STATED GOAL: The records below should be written out again, exactly.

RECORD SET:
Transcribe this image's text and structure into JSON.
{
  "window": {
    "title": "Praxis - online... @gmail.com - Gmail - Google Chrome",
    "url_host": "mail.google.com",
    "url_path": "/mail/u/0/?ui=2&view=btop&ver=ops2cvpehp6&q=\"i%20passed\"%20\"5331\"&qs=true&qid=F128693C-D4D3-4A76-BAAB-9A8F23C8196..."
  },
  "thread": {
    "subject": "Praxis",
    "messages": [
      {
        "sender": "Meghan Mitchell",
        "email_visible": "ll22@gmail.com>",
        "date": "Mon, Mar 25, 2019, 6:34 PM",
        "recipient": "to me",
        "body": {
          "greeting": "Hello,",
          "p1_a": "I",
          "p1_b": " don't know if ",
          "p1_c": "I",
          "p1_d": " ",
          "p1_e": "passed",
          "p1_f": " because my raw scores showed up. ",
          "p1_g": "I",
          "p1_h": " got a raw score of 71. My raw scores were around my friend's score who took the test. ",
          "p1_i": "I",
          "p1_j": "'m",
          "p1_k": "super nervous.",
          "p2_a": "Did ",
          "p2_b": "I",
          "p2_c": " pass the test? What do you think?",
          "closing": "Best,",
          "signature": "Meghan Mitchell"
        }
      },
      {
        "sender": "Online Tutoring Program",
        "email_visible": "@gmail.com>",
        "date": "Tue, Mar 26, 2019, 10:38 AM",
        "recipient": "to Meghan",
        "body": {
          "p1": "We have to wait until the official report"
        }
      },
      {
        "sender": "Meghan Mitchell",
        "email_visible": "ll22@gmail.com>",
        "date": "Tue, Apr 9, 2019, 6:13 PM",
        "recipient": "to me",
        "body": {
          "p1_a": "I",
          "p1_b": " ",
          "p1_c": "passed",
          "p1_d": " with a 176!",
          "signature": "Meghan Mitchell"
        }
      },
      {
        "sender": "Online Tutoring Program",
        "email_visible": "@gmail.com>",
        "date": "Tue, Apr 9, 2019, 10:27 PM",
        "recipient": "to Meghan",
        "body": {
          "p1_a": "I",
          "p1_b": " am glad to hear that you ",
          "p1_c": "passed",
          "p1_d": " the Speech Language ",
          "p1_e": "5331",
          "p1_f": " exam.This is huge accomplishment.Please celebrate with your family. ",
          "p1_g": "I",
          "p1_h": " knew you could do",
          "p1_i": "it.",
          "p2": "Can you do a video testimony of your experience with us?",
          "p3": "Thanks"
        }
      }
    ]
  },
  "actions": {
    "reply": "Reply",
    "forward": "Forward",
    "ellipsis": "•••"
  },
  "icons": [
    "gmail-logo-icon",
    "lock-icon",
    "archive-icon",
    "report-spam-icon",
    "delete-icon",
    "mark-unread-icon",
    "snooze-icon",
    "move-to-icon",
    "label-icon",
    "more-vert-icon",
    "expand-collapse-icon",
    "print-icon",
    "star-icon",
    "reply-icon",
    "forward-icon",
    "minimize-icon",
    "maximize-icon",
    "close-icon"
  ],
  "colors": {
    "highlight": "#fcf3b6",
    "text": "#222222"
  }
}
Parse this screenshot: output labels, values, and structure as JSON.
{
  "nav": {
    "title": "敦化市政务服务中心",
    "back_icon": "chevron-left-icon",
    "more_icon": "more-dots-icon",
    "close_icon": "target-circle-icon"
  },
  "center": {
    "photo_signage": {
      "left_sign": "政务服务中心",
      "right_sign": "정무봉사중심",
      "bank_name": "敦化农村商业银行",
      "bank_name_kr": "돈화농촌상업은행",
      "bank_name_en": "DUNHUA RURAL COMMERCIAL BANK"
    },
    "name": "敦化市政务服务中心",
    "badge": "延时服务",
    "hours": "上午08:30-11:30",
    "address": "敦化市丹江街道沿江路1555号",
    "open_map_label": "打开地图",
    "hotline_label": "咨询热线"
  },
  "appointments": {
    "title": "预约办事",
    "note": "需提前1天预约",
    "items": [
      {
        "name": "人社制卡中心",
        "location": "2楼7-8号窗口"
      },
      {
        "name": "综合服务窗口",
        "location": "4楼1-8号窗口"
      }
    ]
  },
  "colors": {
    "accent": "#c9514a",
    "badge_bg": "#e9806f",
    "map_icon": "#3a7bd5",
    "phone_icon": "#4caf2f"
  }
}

THE SOLUTION:
Transcribe this image's text and structure into JSON.
{
  "window": {
    "title": "Praxis - online... @gmail.com - Gmail - Google Chrome",
    "url_host": "mail.google.com",
    "url_path": "/mail/u/0/?ui=2&view=btop&ver=ops2cvpehp6&q=\"i%20passed\"%20\"5331\"&qs=true&qid=F128693C-D4D3-4A76-BAAB-9A8F23C8196..."
  },
  "thread": {
    "subject": "Praxis",
    "messages": [
      {
        "sender": "Meghan Mitchell",
        "email_visible": "ll22@gmail.com>",
        "date": "Mon, Mar 25, 2019, 6:34 PM",
        "recipient": "to me",
        "body": {
          "greeting": "Hello,",
          "p1_a": "I",
          "p1_b": " don't know if ",
          "p1_c": "I",
          "p1_d": " ",
          "p1_e": "passed",
          "p1_f": " because my raw scores showed up. ",
          "p1_g": "I",
          "p1_h": " got a raw score of 71. My raw scores were around my friend's score who took the test. ",
          "p1_i": "I",
          "p1_j": "'m",
          "p1_k": "super nervous.",
          "p2_a": "Did ",
          "p2_b": "I",
          "p2_c": " pass the test? What do you think?",
          "closing": "Best,",
          "signature": "Meghan Mitchell"
        }
      },
      {
        "sender": "Online Tutoring Program",
        "email_visible": "@gmail.com>",
        "date": "Tue, Mar 26, 2019, 10:38 AM",
        "recipient": "to Meghan",
        "body": {
          "p1": "We have to wait until the official report"
        }
      },
      {
        "sender": "Meghan Mitchell",
        "email_visible": "ll22@gmail.com>",
        "date": "Tue, Apr 9, 2019, 6:13 PM",
        "recipient": "to me",
        "body": {
          "p1_a": "I",
          "p1_b": " ",
          "p1_c": "passed",
          "p1_d": " with a 176!",
          "signature": "Meghan Mitchell"
        }
      },
      {
        "sender": "Online Tutoring Program",
        "email_visible": "@gmail.com>",
        "date": "Tue, Apr 9, 2019, 10:27 PM",
        "recipient": "to Meghan",
        "body": {
          "p1_a": "I",
          "p1_b": " am glad to hear that you ",
          "p1_c": "passed",
          "p1_d": " the Speech Language ",
          "p1_e": "5331",
          "p1_f": " exam.This is huge accomplishment.Please celebrate with your family. ",
          "p1_g": "I",
          "p1_h": " knew you could do",
          "p1_i": "it.",
          "p2": "Can you do a video testimony of your experience with us?",
          "p3": "Thanks"
        }
      }
    ]
  },
  "actions": {
    "reply": "Reply",
    "forward": "Forward",
    "ellipsis": "•••"
  },
  "icons": [
    "gmail-logo-icon",
    "lock-icon",
    "archive-icon",
    "report-spam-icon",
    "delete-icon",
    "mark-unread-icon",
    "snooze-icon",
    "move-to-icon",
    "label-icon",
    "more-vert-icon",
    "expand-collapse-icon",
    "print-icon",
    "star-icon",
    "reply-icon",
    "forward-icon",
    "minimize-icon",
    "maximize-icon",
    "close-icon"
  ],
  "colors": {
    "highlight": "#fcf3b6",
    "text": "#222222"
  }
}
Parse this screenshot: output labels, values, and structure as JSON.
{
  "nav": {
    "title": "敦化市政务服务中心",
    "back_icon": "chevron-left-icon",
    "more_icon": "more-dots-icon",
    "close_icon": "target-circle-icon"
  },
  "center": {
    "photo_signage": {
      "left_sign": "政务服务中心",
      "right_sign": "정무봉사중심",
      "bank_name": "敦化农村商业银行",
      "bank_name_kr": "돈화농촌상업은행",
      "bank_name_en": "DUNHUA RURAL COMMERCIAL BANK"
    },
    "name": "敦化市政务服务中心",
    "badge": "延时服务",
    "hours": "上午08:30-11:30",
    "address": "敦化市丹江街道沿江路1555号",
    "open_map_label": "打开地图",
    "hotline_label": "咨询热线"
  },
  "appointments": {
    "title": "预约办事",
    "note": "需提前1天预约",
    "items": [
      {
        "name": "人社制卡中心",
        "location": "2楼7-8号窗口"
      },
      {
        "name": "综合服务窗口",
        "location": "4楼1-8号窗口"
      }
    ]
  },
  "colors": {
    "accent": "#c9514a",
    "badge_bg": "#e9806f",
    "map_icon": "#3a7bd5",
    "phone_icon": "#4caf2f"
  }
}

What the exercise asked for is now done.